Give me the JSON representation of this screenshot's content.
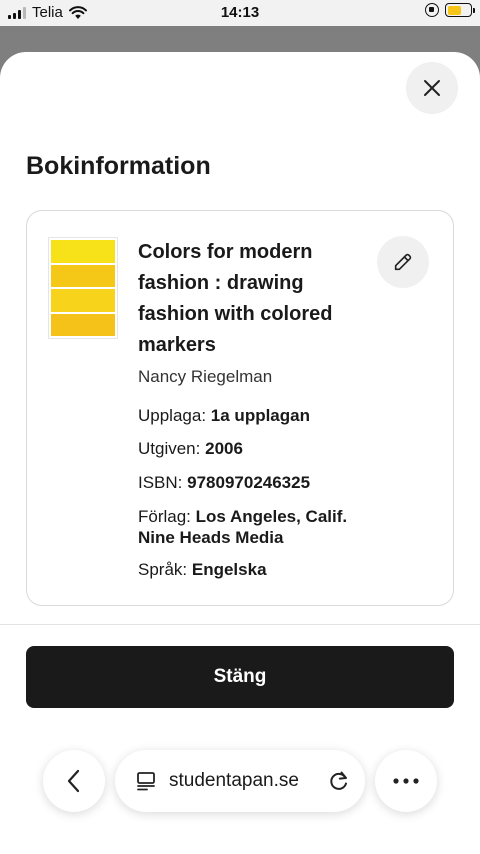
{
  "status_bar": {
    "carrier": "Telia",
    "time": "14:13",
    "battery_color": "#f5c518",
    "battery_level": 0.6
  },
  "sheet": {
    "title": "Bokinformation",
    "close_icon": "close-icon"
  },
  "book": {
    "title": "Colors for modern fashion : drawing fashion with colored markers",
    "author": "Nancy Riegelman",
    "edition_label": "Upplaga:",
    "edition_value": "1a upplagan",
    "year_label": "Utgiven:",
    "year_value": "2006",
    "isbn_label": "ISBN:",
    "isbn_value": "9780970246325",
    "publisher_label": "Förlag:",
    "publisher_value": "Los Angeles, Calif. Nine Heads Media",
    "language_label": "Språk:",
    "language_value": "Engelska",
    "edit_icon": "pencil-icon",
    "cover_colors": [
      "#f7e21a",
      "#f5c817",
      "#f7d41b",
      "#f5c21a"
    ]
  },
  "actions": {
    "close_label": "Stäng"
  },
  "browser": {
    "url": "studentapan.se",
    "back_icon": "chevron-left-icon",
    "reader_icon": "reader-icon",
    "reload_icon": "reload-icon",
    "more_icon": "more-icon"
  }
}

_ _ _ _ _ _ _

### [Direction]
Please repeat the entries exactly. Do not include the pictures.

### [Exercise response]
Give me the JSON representation of this screenshot's content.
{
  "status_bar": {
    "carrier": "Telia",
    "time": "14:13",
    "battery_color": "#f5c518",
    "battery_level": 0.6
  },
  "sheet": {
    "title": "Bokinformation",
    "close_icon": "close-icon"
  },
  "book": {
    "title": "Colors for modern fashion : drawing fashion with colored markers",
    "author": "Nancy Riegelman",
    "edition_label": "Upplaga:",
    "edition_value": "1a upplagan",
    "year_label": "Utgiven:",
    "year_value": "2006",
    "isbn_label": "ISBN:",
    "isbn_value": "9780970246325",
    "publisher_label": "Förlag:",
    "publisher_value": "Los Angeles, Calif. Nine Heads Media",
    "language_label": "Språk:",
    "language_value": "Engelska",
    "edit_icon": "pencil-icon",
    "cover_colors": [
      "#f7e21a",
      "#f5c817",
      "#f7d41b",
      "#f5c21a"
    ]
  },
  "actions": {
    "close_label": "Stäng"
  },
  "browser": {
    "url": "studentapan.se",
    "back_icon": "chevron-left-icon",
    "reader_icon": "reader-icon",
    "reload_icon": "reload-icon",
    "more_icon": "more-icon"
  }
}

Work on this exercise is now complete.